--- START ---

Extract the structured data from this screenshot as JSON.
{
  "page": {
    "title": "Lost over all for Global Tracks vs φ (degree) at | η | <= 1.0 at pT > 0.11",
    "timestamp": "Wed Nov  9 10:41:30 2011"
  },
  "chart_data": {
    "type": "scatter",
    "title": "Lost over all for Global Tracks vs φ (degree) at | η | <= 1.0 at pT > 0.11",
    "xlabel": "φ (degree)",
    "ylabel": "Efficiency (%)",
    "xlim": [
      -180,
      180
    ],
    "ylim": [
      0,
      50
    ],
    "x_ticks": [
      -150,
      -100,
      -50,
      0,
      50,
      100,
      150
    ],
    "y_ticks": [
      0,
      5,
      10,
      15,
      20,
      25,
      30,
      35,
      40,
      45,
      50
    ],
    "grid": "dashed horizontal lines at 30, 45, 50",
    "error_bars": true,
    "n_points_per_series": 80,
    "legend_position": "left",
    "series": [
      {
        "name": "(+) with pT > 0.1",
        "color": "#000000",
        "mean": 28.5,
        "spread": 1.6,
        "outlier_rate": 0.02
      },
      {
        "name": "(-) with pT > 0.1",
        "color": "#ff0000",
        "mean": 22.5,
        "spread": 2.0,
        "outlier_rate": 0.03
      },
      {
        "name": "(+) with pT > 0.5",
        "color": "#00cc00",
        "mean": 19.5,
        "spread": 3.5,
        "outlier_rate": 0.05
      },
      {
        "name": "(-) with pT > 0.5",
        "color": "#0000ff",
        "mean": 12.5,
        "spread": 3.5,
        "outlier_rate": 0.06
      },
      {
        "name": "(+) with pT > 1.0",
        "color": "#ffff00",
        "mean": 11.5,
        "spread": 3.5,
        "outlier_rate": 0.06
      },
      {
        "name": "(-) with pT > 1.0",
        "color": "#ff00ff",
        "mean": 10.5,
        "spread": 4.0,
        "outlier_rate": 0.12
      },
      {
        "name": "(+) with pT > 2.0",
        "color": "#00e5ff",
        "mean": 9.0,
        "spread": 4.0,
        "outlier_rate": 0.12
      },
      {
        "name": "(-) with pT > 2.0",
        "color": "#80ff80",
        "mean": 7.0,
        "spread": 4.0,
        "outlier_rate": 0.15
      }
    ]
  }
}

--- END ---

* To be done
Search the listing above for the string "mean". Copy every line that contains it.

* The solution
        "mean": 28.5,
        "mean": 22.5,
        "mean": 19.5,
        "mean": 12.5,
        "mean": 11.5,
        "mean": 10.5,
        "mean": 9.0,
        "mean": 7.0,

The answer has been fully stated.